Aim >> Every line below should be repeated exactly.

Input >>
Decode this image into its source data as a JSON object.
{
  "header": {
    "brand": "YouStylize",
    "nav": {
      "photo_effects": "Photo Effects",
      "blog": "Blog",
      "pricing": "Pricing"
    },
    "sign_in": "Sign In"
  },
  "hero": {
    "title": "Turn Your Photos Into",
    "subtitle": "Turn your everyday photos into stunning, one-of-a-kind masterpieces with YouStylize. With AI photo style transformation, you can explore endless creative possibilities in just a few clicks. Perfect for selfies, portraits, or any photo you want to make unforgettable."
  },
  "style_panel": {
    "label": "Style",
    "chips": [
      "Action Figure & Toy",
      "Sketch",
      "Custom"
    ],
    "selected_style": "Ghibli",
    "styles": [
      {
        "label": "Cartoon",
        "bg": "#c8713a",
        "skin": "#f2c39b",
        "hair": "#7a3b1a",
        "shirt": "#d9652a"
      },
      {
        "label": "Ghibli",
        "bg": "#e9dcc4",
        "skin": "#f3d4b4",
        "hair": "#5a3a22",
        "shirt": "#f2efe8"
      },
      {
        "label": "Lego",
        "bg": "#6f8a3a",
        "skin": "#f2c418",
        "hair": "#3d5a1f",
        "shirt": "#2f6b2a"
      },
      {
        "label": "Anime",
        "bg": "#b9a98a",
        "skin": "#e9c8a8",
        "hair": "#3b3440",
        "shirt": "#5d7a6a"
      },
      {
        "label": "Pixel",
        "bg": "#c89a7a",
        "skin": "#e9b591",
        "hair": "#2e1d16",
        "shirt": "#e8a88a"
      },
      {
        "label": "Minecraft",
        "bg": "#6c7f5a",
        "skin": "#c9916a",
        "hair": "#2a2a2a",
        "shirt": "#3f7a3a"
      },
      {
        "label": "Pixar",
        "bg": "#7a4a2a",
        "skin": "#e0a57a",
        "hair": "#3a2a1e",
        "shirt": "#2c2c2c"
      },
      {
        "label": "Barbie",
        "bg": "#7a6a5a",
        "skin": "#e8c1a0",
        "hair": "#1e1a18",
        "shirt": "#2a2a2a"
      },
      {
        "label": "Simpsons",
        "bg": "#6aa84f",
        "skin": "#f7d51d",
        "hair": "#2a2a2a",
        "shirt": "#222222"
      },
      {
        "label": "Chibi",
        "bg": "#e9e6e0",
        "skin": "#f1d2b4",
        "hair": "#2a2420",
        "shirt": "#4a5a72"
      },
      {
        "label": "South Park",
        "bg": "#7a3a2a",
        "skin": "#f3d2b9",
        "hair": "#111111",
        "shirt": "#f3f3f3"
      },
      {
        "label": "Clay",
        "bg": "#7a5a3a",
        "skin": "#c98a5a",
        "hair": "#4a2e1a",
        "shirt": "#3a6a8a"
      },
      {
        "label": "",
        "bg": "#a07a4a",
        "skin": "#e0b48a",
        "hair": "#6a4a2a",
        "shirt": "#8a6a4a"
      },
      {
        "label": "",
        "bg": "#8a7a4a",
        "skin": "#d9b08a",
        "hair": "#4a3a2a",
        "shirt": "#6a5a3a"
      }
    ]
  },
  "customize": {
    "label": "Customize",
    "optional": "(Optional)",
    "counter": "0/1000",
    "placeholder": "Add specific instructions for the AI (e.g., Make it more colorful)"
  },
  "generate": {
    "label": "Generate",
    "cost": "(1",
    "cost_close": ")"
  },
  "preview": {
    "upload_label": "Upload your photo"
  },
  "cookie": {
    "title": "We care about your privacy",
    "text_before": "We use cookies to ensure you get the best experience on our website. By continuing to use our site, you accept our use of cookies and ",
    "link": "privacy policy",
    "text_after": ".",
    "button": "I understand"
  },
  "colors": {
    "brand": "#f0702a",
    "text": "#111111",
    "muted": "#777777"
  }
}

Task output >>
Decode this image into its source data as a JSON object.
{
  "header": {
    "brand": "YouStylize",
    "nav": {
      "photo_effects": "Photo Effects",
      "blog": "Blog",
      "pricing": "Pricing"
    },
    "sign_in": "Sign In"
  },
  "hero": {
    "title": "Turn Your Photos Into",
    "subtitle": "Turn your everyday photos into stunning, one-of-a-kind masterpieces with YouStylize. With AI photo style transformation, you can explore endless creative possibilities in just a few clicks. Perfect for selfies, portraits, or any photo you want to make unforgettable."
  },
  "style_panel": {
    "label": "Style",
    "chips": [
      "Action Figure & Toy",
      "Sketch",
      "Custom"
    ],
    "selected_style": "Ghibli",
    "styles": [
      {
        "label": "Cartoon",
        "bg": "#c8713a",
        "skin": "#f2c39b",
        "hair": "#7a3b1a",
        "shirt": "#d9652a"
      },
      {
        "label": "Ghibli",
        "bg": "#e9dcc4",
        "skin": "#f3d4b4",
        "hair": "#5a3a22",
        "shirt": "#f2efe8"
      },
      {
        "label": "Lego",
        "bg": "#6f8a3a",
        "skin": "#f2c418",
        "hair": "#3d5a1f",
        "shirt": "#2f6b2a"
      },
      {
        "label": "Anime",
        "bg": "#b9a98a",
        "skin": "#e9c8a8",
        "hair": "#3b3440",
        "shirt": "#5d7a6a"
      },
      {
        "label": "Pixel",
        "bg": "#c89a7a",
        "skin": "#e9b591",
        "hair": "#2e1d16",
        "shirt": "#e8a88a"
      },
      {
        "label": "Minecraft",
        "bg": "#6c7f5a",
        "skin": "#c9916a",
        "hair": "#2a2a2a",
        "shirt": "#3f7a3a"
      },
      {
        "label": "Pixar",
        "bg": "#7a4a2a",
        "skin": "#e0a57a",
        "hair": "#3a2a1e",
        "shirt": "#2c2c2c"
      },
      {
        "label": "Barbie",
        "bg": "#7a6a5a",
        "skin": "#e8c1a0",
        "hair": "#1e1a18",
        "shirt": "#2a2a2a"
      },
      {
        "label": "Simpsons",
        "bg": "#6aa84f",
        "skin": "#f7d51d",
        "hair": "#2a2a2a",
        "shirt": "#222222"
      },
      {
        "label": "Chibi",
        "bg": "#e9e6e0",
        "skin": "#f1d2b4",
        "hair": "#2a2420",
        "shirt": "#4a5a72"
      },
      {
        "label": "South Park",
        "bg": "#7a3a2a",
        "skin": "#f3d2b9",
        "hair": "#111111",
        "shirt": "#f3f3f3"
      },
      {
        "label": "Clay",
        "bg": "#7a5a3a",
        "skin": "#c98a5a",
        "hair": "#4a2e1a",
        "shirt": "#3a6a8a"
      },
      {
        "label": "",
        "bg": "#a07a4a",
        "skin": "#e0b48a",
        "hair": "#6a4a2a",
        "shirt": "#8a6a4a"
      },
      {
        "label": "",
        "bg": "#8a7a4a",
        "skin": "#d9b08a",
        "hair": "#4a3a2a",
        "shirt": "#6a5a3a"
      }
    ]
  },
  "customize": {
    "label": "Customize",
    "optional": "(Optional)",
    "counter": "0/1000",
    "placeholder": "Add specific instructions for the AI (e.g., Make it more colorful)"
  },
  "generate": {
    "label": "Generate",
    "cost": "(1",
    "cost_close": ")"
  },
  "preview": {
    "upload_label": "Upload your photo"
  },
  "cookie": {
    "title": "We care about your privacy",
    "text_before": "We use cookies to ensure you get the best experience on our website. By continuing to use our site, you accept our use of cookies and ",
    "link": "privacy policy",
    "text_after": ".",
    "button": "I understand"
  },
  "colors": {
    "brand": "#f0702a",
    "text": "#111111",
    "muted": "#777777"
  }
}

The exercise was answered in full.